■ Exercise goal ■
Scan the records for the word "world". Copy each line that includes it.

■ Dataset extract ■
## BEGIN

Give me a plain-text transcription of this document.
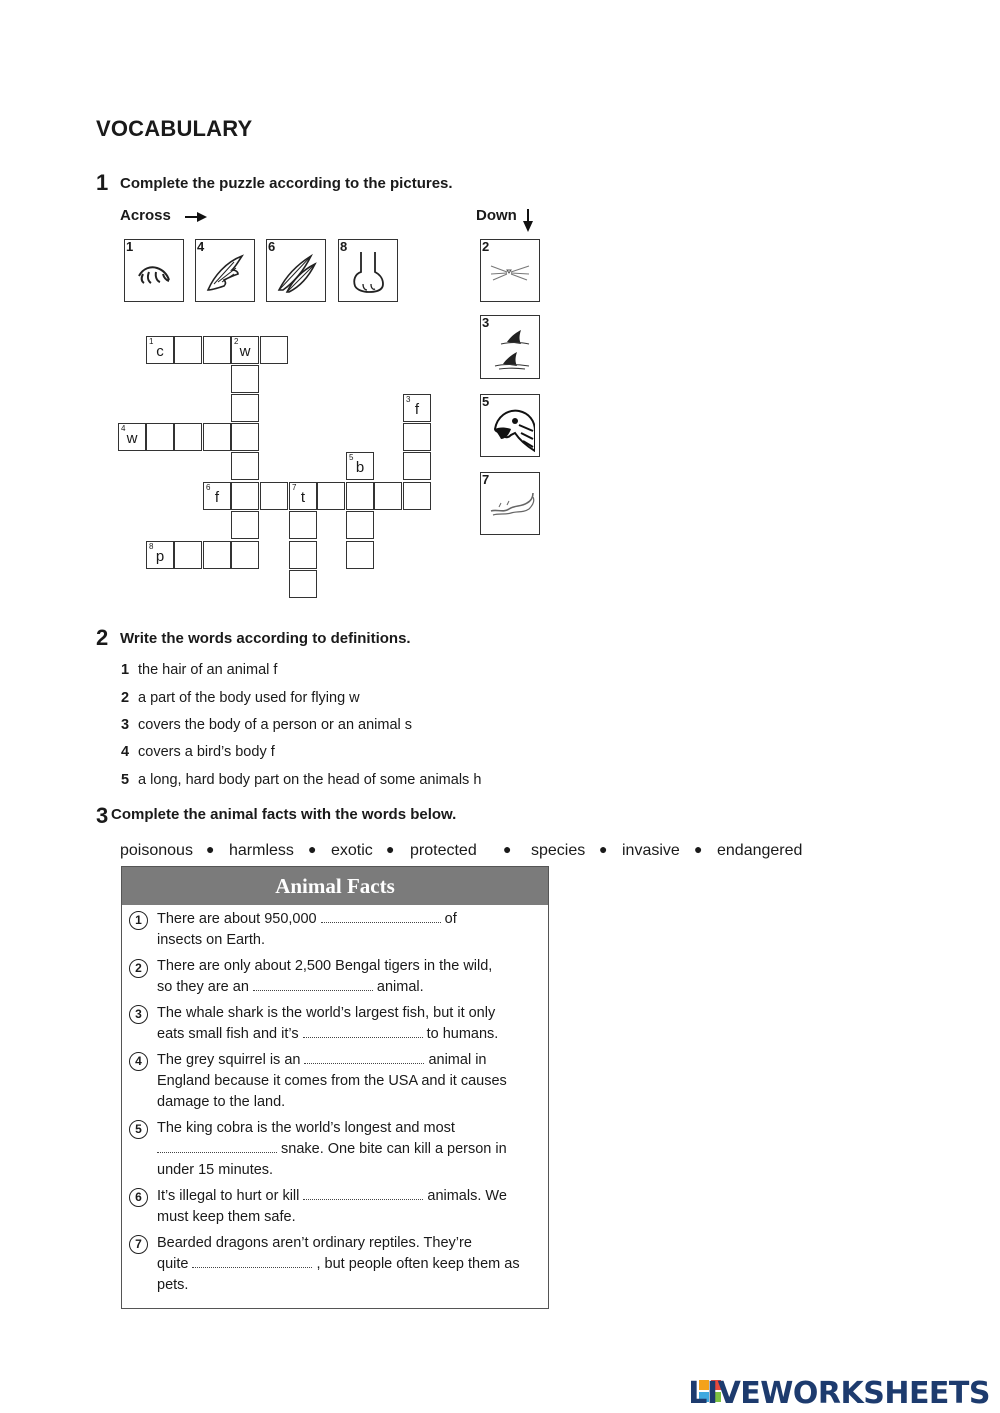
VOCABULARY
1 Complete the puzzle according to the pictures.
Across	Down
1	4	6	8	2
3
5
7
1
c
2
w
3
f
4
w
5
b
6
f
7
t
8
p
2 Write the words according to definitions.
1 the hair of an animal f
2 a part of the body used for flying w
3 covers the body of a person or an animal s
4 covers a bird’s body f
5 a long, hard body part on the head of some animals h
3 Complete the animal facts with the words below.
poisonous ● harmless ● exotic ● protected ● species ● invasive ● endangered
Animal Facts
1	There are about 950,000	of
insects on Earth.
2	There are only about 2,500 Bengal tigers in the wild,
so they are an	animal.
3	The whale shark is the world’s largest fish, but it only
eats small fish and it’s	to humans.
4	The grey squirrel is an	animal in
England because it comes from the USA and it causes
damage to the land.
5	The king cobra is the world’s longest and most
snake. One bite can kill a person in
under 15 minutes.
6	It’s illegal to hurt or kill	animals. We
must keep them safe.
7	Bearded dragons aren’t ordinary reptiles. They’re
quite	, but people often keep them as
pets.
LIVEWORKSHEETS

## END

■ Answer to the problem ■
3	The whale shark is the world’s largest fish, but it only
5	The king cobra is the world’s longest and most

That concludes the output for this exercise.